[Start]

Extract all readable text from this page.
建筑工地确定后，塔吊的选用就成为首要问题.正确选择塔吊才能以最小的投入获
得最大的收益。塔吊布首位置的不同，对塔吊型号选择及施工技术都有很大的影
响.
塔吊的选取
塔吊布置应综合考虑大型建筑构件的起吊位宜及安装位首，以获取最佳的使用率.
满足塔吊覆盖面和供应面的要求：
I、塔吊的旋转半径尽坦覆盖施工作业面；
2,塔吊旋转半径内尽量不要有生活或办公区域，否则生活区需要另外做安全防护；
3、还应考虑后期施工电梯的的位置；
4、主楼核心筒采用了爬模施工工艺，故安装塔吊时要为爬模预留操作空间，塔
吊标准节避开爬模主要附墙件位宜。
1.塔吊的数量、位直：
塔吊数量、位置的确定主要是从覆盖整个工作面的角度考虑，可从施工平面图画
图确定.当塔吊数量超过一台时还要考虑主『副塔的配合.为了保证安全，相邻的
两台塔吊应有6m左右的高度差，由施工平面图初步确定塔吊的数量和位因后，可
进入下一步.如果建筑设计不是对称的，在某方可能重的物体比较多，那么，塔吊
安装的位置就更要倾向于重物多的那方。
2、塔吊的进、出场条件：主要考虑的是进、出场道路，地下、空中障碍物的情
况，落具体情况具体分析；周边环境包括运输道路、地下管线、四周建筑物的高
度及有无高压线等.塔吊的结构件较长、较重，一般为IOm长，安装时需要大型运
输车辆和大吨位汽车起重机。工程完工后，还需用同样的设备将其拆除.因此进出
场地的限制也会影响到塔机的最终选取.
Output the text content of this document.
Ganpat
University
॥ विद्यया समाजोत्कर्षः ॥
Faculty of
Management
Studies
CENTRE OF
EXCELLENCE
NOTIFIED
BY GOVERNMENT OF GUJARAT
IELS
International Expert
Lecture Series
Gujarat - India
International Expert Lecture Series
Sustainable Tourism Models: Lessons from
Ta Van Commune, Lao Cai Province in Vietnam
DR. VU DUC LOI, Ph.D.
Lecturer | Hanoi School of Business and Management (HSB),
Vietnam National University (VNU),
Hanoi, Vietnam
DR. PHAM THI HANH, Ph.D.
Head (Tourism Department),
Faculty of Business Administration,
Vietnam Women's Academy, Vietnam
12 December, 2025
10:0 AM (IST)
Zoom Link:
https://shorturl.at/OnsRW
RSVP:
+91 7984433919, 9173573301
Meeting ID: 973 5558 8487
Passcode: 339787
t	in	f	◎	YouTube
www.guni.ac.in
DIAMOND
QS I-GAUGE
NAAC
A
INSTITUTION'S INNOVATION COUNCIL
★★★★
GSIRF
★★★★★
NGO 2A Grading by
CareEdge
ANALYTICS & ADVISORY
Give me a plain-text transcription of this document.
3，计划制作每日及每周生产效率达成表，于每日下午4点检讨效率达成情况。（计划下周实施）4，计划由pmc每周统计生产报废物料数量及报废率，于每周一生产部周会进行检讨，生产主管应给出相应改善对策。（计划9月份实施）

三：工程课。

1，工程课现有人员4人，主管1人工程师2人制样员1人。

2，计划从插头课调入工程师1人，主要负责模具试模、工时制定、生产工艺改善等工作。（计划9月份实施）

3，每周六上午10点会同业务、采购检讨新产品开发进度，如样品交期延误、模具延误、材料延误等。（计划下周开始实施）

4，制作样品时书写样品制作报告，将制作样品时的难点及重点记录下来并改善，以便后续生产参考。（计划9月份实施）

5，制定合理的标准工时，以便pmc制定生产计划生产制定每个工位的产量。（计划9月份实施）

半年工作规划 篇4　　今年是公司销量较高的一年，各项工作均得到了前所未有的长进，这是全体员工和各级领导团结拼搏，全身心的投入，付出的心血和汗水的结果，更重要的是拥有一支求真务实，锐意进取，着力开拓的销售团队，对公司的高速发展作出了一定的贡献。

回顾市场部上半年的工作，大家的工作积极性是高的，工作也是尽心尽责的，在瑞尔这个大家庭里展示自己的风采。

[End]

**STATED TASK**
Pull out every line in the material above where "International" occurs.

**ANSWER TO THIS TASK**
International Expert
International Expert Lecture Series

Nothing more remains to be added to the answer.